──────── Data for the task ────────

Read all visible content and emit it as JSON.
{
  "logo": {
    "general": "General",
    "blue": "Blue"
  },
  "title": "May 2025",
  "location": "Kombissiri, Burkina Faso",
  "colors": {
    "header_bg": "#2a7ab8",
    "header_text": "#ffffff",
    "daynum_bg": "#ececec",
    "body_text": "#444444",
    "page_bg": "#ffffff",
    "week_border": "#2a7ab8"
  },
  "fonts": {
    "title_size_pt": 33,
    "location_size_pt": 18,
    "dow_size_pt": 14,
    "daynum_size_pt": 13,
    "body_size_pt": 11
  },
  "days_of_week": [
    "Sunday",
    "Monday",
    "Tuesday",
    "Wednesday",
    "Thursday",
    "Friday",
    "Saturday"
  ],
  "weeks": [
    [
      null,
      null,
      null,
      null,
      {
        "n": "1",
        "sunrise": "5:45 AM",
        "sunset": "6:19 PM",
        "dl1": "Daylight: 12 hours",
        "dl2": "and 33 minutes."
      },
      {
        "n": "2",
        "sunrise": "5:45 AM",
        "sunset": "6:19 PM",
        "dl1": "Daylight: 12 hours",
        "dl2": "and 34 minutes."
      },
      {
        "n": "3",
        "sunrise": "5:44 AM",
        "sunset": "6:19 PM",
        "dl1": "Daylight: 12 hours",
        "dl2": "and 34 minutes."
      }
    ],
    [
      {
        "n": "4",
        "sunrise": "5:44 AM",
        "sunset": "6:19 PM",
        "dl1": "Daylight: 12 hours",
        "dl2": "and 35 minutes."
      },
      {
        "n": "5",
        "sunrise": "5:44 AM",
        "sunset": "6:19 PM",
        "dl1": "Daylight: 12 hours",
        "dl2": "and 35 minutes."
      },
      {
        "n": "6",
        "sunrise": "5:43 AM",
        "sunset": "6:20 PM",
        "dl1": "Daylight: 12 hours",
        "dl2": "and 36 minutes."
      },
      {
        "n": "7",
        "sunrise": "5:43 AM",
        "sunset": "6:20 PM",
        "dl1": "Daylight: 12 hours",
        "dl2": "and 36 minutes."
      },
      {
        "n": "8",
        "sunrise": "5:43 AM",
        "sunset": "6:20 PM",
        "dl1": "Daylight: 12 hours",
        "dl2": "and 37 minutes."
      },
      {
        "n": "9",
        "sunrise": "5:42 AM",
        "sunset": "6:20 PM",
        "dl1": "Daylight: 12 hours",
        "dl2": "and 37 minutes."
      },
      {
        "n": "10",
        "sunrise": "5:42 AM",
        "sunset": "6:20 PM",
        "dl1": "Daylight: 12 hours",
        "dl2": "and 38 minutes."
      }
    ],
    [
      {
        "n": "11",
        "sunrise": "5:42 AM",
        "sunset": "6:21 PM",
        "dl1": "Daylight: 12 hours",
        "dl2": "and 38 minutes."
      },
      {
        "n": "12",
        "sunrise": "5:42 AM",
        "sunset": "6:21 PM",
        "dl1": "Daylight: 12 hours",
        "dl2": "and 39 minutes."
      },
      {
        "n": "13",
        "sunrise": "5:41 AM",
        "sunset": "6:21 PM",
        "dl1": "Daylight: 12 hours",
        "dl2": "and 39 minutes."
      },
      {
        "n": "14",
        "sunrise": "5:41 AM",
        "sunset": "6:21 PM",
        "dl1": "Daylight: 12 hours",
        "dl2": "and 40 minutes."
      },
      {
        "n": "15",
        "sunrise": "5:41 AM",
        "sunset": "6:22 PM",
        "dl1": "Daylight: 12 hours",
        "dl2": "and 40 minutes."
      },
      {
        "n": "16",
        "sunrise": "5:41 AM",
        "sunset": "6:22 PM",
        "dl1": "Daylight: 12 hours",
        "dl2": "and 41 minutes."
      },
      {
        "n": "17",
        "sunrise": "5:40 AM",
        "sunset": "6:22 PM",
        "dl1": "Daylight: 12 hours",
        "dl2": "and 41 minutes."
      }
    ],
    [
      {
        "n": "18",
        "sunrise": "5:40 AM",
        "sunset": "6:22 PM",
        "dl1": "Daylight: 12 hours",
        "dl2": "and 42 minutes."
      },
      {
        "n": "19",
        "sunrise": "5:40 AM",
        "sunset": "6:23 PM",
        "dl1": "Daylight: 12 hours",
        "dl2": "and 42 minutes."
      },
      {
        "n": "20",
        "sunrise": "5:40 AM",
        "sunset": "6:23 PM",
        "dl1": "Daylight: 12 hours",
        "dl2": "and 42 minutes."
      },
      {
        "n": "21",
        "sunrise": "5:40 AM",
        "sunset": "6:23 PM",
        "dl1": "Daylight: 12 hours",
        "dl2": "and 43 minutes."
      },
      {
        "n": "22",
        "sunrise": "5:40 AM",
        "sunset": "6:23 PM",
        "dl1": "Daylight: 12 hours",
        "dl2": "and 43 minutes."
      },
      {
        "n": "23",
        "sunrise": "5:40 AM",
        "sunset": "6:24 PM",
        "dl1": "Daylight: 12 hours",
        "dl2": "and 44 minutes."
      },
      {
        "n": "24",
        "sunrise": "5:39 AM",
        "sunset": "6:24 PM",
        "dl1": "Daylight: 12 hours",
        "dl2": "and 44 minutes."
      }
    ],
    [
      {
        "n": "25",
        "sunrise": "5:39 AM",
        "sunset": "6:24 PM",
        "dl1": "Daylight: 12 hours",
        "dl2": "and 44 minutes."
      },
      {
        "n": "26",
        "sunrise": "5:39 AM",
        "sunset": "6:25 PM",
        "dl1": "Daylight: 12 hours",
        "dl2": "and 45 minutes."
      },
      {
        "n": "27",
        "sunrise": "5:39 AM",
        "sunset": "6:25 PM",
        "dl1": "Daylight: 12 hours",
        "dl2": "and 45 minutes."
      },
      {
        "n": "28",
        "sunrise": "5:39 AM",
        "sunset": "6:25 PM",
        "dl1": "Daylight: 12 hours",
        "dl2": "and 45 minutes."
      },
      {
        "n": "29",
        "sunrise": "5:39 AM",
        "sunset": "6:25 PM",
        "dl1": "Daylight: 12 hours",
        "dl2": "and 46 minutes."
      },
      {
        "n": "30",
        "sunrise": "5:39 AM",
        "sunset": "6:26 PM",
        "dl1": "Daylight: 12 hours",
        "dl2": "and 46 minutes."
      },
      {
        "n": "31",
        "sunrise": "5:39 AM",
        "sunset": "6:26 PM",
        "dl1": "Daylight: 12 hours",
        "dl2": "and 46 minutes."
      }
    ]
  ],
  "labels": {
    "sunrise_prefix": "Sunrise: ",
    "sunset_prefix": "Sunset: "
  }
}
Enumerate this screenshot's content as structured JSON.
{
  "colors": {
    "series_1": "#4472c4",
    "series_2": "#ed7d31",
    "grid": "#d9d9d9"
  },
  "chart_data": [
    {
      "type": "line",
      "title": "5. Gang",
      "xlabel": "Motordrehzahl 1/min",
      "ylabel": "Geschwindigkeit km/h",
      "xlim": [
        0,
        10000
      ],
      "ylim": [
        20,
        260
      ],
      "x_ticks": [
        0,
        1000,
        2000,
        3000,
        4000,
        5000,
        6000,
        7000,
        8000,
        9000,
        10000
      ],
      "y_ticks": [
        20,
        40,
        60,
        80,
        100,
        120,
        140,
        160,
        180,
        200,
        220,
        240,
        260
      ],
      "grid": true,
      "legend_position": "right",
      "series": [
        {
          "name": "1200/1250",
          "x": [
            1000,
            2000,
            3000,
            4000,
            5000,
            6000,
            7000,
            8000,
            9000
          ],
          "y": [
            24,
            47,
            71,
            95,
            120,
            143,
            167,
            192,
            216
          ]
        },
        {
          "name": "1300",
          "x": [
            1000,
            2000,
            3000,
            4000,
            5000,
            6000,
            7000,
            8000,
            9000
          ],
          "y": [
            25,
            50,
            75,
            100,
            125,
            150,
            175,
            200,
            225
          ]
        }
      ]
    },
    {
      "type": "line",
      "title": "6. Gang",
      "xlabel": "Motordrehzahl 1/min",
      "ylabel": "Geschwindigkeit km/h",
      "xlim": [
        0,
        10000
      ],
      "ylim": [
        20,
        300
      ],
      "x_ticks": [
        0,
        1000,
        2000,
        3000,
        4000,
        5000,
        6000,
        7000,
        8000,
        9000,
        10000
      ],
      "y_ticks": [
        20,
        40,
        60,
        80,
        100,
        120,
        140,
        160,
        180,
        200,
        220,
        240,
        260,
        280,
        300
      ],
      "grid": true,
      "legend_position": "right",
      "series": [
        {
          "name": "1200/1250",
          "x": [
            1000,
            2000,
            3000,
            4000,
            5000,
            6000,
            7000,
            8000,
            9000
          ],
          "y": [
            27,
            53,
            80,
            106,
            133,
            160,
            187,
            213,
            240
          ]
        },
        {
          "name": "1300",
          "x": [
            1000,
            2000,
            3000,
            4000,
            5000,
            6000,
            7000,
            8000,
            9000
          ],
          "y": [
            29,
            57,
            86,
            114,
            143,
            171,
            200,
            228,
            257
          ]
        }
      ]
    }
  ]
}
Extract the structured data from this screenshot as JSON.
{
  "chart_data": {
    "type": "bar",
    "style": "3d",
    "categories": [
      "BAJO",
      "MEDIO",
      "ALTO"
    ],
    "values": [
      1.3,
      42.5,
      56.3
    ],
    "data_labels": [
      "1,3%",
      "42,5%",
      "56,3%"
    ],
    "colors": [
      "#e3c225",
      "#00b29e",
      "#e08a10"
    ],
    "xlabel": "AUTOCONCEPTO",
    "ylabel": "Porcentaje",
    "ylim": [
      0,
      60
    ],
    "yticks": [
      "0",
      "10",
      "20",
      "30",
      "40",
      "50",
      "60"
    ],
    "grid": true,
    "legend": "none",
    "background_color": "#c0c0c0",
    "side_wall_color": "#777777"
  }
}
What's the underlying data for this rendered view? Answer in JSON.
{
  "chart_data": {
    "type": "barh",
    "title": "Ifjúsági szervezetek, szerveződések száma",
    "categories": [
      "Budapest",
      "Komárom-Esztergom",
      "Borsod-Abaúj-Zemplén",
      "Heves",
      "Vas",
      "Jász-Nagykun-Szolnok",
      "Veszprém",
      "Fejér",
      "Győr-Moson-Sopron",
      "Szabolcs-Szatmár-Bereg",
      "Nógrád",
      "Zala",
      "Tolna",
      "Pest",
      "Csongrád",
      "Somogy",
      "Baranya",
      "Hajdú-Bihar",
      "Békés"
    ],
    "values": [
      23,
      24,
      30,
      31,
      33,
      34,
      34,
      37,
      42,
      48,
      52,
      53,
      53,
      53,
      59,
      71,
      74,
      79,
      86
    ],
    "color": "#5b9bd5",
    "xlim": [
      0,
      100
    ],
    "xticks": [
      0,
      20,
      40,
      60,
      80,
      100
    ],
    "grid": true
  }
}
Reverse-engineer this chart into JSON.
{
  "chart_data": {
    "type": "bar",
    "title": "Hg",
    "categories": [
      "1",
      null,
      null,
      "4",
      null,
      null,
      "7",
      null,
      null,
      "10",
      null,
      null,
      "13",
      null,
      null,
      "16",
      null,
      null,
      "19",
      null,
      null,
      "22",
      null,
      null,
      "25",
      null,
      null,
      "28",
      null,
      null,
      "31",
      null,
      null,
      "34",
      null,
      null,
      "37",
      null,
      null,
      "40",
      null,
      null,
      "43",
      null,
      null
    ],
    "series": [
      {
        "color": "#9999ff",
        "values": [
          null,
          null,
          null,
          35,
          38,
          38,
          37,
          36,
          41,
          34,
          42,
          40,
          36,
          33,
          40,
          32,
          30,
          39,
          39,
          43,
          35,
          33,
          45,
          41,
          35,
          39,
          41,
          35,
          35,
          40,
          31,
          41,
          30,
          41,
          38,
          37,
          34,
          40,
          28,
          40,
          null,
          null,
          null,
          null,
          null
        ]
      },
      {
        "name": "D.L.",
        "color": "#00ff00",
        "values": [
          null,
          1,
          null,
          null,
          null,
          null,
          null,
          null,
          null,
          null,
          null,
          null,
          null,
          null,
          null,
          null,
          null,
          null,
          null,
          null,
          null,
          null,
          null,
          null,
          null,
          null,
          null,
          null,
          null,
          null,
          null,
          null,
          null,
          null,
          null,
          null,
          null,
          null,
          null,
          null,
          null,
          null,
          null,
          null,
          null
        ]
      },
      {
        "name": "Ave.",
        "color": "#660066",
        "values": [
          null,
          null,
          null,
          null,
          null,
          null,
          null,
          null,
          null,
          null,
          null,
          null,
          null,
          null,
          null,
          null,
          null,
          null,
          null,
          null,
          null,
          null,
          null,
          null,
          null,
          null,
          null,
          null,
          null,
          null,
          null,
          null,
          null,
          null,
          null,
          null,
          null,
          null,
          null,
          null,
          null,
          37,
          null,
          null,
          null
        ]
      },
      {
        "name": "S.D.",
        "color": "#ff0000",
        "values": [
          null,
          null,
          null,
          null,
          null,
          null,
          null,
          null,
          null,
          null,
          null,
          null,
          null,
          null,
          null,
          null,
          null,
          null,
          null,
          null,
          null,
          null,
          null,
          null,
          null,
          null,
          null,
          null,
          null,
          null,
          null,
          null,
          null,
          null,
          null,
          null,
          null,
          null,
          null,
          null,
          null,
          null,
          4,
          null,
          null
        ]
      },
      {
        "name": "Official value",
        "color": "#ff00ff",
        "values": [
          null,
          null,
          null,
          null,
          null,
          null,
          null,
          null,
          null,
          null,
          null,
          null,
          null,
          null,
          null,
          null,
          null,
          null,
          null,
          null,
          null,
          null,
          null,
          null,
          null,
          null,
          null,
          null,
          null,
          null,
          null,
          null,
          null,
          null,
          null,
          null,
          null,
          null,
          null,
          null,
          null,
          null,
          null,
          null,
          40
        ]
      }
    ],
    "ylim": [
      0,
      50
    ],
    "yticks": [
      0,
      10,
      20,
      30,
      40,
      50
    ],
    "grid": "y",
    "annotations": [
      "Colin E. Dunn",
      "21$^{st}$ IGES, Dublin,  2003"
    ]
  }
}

────────

## To be done
Your reply is one number: how many lines of the records above contain the word "JSON".

## Problem solution
5